(Einträge mit beschrifteten Bereichen)

────────

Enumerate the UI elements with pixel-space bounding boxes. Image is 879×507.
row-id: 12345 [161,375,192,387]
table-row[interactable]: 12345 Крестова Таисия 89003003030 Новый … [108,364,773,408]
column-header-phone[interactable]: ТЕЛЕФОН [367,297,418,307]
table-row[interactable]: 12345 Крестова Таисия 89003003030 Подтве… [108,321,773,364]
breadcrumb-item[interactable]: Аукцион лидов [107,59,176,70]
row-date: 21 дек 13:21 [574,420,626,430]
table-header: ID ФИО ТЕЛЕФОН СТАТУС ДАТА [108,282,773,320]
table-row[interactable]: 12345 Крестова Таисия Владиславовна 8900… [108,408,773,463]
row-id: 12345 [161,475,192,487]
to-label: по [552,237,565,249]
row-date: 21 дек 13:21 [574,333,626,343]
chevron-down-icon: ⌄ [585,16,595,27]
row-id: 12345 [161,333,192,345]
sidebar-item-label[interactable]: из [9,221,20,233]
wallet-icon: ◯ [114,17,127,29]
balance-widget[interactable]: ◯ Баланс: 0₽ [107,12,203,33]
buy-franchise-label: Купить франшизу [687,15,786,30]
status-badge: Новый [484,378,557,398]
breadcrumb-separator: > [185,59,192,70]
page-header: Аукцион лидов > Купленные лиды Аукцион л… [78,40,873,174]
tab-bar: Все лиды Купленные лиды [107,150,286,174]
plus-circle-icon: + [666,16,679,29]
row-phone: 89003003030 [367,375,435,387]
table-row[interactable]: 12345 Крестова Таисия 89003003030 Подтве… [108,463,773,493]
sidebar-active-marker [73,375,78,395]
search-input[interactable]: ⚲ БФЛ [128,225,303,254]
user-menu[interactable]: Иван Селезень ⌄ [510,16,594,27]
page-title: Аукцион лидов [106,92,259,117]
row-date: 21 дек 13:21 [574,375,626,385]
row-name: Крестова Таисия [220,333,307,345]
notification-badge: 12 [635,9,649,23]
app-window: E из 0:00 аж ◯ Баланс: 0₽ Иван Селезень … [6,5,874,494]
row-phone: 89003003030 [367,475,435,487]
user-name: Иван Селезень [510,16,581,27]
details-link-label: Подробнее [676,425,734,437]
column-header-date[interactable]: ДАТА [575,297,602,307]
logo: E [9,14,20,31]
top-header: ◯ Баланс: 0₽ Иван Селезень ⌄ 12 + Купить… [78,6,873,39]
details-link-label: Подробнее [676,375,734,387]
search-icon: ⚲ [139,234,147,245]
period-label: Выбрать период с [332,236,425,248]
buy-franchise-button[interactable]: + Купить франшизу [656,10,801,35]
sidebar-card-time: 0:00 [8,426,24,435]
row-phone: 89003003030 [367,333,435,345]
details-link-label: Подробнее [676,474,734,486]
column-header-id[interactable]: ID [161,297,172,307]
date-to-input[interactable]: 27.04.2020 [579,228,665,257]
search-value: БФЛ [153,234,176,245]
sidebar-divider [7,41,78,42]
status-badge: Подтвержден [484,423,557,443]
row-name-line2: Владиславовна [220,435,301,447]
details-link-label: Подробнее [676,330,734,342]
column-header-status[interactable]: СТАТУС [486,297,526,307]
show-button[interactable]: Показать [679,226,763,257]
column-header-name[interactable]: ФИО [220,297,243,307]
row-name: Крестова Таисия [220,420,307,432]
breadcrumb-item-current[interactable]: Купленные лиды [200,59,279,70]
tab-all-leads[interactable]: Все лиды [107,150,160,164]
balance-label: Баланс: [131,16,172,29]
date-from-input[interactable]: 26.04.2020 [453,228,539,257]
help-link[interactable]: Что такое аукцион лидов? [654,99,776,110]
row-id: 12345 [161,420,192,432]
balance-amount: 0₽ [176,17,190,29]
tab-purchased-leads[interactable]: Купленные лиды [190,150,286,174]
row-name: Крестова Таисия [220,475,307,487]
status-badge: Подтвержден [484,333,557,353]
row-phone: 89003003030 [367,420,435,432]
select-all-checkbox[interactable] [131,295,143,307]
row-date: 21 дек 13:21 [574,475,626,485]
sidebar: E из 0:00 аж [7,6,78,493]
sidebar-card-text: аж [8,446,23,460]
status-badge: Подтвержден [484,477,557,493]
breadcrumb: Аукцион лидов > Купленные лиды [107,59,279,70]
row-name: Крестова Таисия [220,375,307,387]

────────

WAS ZU TUN IST:
Suchen Sie aus den Einträgen oben jede Zeile heraus, die das Wort „Иван“ enthält, und schreiben Sie diese Zeilen ab. Achten Sie dabei auf Groß- und Kleinschreibung.

SCHRIFTLICHE ANTWORT:
user-menu[interactable]: Иван Селезень ⌄ [510,16,594,27]
app-window: E из 0:00 аж ◯ Баланс: 0₽ Иван Селезень … [6,5,874,494]
user-name: Иван Селезень [510,16,581,27]
top-header: ◯ Баланс: 0₽ Иван Селезень ⌄ 12 + Купить… [78,6,873,39]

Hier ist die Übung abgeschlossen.